Task brief →
Where a line holds the string "keep", return that line.

Task material →
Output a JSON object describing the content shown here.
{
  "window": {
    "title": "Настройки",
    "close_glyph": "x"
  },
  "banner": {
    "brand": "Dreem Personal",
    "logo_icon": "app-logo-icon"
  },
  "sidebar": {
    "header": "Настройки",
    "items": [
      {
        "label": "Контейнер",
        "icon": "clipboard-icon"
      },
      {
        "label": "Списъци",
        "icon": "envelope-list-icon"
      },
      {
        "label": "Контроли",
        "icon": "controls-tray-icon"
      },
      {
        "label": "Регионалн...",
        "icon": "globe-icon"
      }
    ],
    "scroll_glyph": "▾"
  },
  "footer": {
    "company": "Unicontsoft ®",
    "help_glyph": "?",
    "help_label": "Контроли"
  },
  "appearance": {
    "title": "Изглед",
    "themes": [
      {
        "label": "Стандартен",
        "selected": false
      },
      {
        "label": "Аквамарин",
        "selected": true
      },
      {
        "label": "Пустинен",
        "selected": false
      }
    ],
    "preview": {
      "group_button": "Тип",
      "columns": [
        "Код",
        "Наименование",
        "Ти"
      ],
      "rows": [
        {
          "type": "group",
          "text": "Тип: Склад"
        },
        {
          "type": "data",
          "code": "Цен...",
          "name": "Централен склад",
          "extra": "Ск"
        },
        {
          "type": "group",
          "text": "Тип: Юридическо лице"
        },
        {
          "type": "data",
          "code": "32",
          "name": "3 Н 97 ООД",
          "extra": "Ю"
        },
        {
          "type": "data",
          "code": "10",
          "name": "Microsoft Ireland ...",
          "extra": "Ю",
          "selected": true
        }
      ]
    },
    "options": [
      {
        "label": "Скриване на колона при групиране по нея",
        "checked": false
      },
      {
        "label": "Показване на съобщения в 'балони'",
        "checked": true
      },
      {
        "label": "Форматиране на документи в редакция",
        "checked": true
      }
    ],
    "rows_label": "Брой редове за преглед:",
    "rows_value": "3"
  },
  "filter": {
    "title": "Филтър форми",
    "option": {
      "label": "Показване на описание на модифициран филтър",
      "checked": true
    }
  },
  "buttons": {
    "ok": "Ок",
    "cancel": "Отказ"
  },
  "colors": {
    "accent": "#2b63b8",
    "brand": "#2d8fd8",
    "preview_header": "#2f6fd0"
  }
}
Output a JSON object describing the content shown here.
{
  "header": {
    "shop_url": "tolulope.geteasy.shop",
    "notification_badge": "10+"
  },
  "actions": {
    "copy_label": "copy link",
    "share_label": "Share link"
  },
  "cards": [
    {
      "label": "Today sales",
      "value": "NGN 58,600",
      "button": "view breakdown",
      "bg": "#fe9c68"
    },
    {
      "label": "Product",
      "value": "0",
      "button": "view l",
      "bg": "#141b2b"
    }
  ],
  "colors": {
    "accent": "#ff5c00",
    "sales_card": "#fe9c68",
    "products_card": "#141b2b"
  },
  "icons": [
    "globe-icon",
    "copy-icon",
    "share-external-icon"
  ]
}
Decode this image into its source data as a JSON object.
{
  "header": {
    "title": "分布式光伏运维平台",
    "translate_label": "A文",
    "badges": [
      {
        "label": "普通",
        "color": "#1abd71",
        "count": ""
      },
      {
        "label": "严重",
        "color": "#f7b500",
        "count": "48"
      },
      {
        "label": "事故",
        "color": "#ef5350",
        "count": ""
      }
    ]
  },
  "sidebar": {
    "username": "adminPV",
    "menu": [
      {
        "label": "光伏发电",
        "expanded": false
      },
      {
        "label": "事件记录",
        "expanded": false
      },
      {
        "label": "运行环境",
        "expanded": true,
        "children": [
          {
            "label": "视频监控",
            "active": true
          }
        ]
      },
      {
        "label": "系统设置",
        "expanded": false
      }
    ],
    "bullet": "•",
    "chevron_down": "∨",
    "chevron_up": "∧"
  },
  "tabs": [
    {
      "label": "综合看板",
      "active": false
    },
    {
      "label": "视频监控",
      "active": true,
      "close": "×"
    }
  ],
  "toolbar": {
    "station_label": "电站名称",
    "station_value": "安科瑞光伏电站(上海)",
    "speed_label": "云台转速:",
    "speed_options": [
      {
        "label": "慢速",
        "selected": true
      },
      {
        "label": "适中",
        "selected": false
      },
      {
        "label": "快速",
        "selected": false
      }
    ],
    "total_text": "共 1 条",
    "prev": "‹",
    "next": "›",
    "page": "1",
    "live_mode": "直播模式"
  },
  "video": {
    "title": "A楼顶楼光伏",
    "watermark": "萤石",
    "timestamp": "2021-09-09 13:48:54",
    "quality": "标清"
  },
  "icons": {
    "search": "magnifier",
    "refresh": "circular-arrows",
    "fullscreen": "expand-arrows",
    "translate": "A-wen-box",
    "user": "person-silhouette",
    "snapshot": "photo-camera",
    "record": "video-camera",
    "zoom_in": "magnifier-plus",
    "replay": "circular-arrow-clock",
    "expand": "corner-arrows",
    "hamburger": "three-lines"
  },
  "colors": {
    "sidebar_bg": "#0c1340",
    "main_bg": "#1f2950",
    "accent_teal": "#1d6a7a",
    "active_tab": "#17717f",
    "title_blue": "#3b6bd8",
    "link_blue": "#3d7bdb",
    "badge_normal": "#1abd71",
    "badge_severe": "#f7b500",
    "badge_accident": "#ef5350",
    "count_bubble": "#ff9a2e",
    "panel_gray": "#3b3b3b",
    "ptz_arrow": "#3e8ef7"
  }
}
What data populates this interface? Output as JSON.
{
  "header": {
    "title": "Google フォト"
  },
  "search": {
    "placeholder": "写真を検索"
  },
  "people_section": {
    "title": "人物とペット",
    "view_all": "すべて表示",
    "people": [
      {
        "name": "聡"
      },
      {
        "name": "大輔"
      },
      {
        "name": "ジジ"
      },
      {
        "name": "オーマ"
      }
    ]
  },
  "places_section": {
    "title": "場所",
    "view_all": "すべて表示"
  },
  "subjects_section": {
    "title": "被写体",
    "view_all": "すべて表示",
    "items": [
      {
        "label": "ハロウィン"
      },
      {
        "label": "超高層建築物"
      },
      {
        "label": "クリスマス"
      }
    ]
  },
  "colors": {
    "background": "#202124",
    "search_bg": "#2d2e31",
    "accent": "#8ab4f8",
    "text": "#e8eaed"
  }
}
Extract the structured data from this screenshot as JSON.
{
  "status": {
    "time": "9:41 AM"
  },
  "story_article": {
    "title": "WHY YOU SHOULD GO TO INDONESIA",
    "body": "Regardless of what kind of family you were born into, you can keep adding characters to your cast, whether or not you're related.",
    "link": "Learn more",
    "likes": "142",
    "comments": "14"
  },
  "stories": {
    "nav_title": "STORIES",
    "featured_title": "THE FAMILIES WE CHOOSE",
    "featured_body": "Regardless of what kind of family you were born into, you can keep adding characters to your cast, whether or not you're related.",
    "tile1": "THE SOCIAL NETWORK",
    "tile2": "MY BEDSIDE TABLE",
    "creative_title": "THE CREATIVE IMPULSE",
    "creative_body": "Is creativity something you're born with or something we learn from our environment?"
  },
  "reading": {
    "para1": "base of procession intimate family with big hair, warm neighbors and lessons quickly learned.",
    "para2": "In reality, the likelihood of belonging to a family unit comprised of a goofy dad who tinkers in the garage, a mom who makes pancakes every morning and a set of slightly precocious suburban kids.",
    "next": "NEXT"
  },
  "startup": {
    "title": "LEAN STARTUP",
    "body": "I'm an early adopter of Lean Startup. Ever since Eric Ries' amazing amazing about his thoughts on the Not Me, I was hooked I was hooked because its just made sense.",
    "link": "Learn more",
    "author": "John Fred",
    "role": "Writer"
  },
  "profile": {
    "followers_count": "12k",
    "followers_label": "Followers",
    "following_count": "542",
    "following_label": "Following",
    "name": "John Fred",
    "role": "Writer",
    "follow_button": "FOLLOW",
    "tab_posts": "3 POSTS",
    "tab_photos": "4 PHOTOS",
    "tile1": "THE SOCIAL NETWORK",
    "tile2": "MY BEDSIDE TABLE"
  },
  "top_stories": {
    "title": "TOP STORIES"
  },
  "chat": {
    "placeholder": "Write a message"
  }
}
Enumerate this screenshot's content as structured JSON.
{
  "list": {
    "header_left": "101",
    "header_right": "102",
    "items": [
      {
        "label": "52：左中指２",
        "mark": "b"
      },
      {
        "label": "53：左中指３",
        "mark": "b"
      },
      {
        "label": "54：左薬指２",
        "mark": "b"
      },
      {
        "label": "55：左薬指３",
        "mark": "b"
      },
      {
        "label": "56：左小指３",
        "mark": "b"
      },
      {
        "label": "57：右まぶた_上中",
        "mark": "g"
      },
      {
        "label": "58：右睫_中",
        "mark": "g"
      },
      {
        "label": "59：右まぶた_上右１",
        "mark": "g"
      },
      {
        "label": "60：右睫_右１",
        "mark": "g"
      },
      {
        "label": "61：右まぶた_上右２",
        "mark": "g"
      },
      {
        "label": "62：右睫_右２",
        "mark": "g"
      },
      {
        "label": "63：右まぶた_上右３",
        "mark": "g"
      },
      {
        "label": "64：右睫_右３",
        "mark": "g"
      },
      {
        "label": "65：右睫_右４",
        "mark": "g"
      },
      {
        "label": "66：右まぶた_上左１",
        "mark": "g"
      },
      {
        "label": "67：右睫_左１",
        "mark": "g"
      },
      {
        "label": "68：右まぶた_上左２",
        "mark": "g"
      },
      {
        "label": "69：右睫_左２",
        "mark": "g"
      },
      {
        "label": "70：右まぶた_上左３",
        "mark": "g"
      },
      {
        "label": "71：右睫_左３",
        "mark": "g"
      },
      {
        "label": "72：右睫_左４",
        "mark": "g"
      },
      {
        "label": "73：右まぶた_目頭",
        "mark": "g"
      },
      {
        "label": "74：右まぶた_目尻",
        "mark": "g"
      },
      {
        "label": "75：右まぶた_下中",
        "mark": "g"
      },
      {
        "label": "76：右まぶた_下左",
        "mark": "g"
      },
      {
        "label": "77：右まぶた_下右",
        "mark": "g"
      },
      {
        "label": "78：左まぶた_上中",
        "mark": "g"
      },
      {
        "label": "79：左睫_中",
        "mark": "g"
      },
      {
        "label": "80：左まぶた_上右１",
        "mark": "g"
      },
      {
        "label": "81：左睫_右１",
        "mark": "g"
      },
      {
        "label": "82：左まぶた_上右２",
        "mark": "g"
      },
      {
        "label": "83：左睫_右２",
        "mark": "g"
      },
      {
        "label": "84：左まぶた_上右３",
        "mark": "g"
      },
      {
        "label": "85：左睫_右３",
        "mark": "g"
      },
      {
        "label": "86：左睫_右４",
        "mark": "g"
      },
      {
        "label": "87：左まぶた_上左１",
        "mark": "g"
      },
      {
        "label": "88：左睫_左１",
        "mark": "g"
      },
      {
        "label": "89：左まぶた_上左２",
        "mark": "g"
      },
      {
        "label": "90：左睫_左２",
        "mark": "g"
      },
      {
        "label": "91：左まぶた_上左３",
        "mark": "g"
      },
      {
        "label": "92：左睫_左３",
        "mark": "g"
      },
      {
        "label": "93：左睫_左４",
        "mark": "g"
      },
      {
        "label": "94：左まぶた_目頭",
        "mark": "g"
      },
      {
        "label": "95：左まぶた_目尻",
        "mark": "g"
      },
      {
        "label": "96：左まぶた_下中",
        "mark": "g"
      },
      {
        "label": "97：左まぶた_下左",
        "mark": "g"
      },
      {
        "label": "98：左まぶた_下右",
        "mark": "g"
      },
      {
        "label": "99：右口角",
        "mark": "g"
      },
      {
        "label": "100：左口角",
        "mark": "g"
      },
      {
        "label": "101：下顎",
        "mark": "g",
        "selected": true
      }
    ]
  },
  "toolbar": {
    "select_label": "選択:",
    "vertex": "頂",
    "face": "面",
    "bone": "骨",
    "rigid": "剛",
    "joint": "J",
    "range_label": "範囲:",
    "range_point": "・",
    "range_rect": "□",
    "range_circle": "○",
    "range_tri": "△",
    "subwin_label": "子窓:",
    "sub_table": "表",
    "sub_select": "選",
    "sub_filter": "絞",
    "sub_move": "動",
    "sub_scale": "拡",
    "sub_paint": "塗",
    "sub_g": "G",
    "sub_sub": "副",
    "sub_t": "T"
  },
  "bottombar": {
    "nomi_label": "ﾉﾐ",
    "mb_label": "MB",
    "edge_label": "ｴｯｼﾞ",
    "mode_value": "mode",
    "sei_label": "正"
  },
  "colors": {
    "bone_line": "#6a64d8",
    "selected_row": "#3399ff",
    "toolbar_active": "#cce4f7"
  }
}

Result of the exercise →
    "body": "Regardless of what kind of family you were born into, you can keep adding characters to your cast, whether or not you're related.",
    "featured_body": "Regardless of what kind of family you were born into, you can keep adding characters to your cast, whether or not you're related.",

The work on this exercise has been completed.